Request
Each line below is to be written out in full, exactly as shown.

(Lines of data)
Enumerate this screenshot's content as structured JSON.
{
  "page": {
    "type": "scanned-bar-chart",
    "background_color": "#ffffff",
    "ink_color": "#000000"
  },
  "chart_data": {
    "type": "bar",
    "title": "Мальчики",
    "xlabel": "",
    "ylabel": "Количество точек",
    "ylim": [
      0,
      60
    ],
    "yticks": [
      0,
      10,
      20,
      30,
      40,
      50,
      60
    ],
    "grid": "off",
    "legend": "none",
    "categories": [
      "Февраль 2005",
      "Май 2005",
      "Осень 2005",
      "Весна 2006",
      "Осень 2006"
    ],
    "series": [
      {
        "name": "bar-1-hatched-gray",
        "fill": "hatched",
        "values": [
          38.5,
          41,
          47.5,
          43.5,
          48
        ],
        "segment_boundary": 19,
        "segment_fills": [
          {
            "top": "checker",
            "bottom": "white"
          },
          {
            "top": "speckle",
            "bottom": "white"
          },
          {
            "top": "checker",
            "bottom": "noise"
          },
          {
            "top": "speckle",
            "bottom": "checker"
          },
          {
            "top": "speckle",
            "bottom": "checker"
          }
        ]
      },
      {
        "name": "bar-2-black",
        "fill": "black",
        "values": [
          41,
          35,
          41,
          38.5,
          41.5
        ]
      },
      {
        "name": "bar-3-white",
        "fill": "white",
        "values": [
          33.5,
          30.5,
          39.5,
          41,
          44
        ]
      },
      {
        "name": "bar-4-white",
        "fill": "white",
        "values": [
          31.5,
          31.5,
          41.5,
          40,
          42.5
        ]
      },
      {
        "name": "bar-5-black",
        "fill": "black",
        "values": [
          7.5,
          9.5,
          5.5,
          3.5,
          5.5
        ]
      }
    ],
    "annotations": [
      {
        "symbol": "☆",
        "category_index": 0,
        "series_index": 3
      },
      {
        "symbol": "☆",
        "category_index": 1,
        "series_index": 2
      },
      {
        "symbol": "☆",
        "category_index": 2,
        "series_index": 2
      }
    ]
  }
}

In response
Enumerate this screenshot's content as structured JSON.
{
  "page": {
    "type": "scanned-bar-chart",
    "background_color": "#ffffff",
    "ink_color": "#000000"
  },
  "chart_data": {
    "type": "bar",
    "title": "Мальчики",
    "xlabel": "",
    "ylabel": "Количество точек",
    "ylim": [
      0,
      60
    ],
    "yticks": [
      0,
      10,
      20,
      30,
      40,
      50,
      60
    ],
    "grid": "off",
    "legend": "none",
    "categories": [
      "Февраль 2005",
      "Май 2005",
      "Осень 2005",
      "Весна 2006",
      "Осень 2006"
    ],
    "series": [
      {
        "name": "bar-1-hatched-gray",
        "fill": "hatched",
        "values": [
          38.5,
          41,
          47.5,
          43.5,
          48
        ],
        "segment_boundary": 19,
        "segment_fills": [
          {
            "top": "checker",
            "bottom": "white"
          },
          {
            "top": "speckle",
            "bottom": "white"
          },
          {
            "top": "checker",
            "bottom": "noise"
          },
          {
            "top": "speckle",
            "bottom": "checker"
          },
          {
            "top": "speckle",
            "bottom": "checker"
          }
        ]
      },
      {
        "name": "bar-2-black",
        "fill": "black",
        "values": [
          41,
          35,
          41,
          38.5,
          41.5
        ]
      },
      {
        "name": "bar-3-white",
        "fill": "white",
        "values": [
          33.5,
          30.5,
          39.5,
          41,
          44
        ]
      },
      {
        "name": "bar-4-white",
        "fill": "white",
        "values": [
          31.5,
          31.5,
          41.5,
          40,
          42.5
        ]
      },
      {
        "name": "bar-5-black",
        "fill": "black",
        "values": [
          7.5,
          9.5,
          5.5,
          3.5,
          5.5
        ]
      }
    ],
    "annotations": [
      {
        "symbol": "☆",
        "category_index": 0,
        "series_index": 3
      },
      {
        "symbol": "☆",
        "category_index": 1,
        "series_index": 2
      },
      {
        "symbol": "☆",
        "category_index": 2,
        "series_index": 2
      }
    ]
  }
}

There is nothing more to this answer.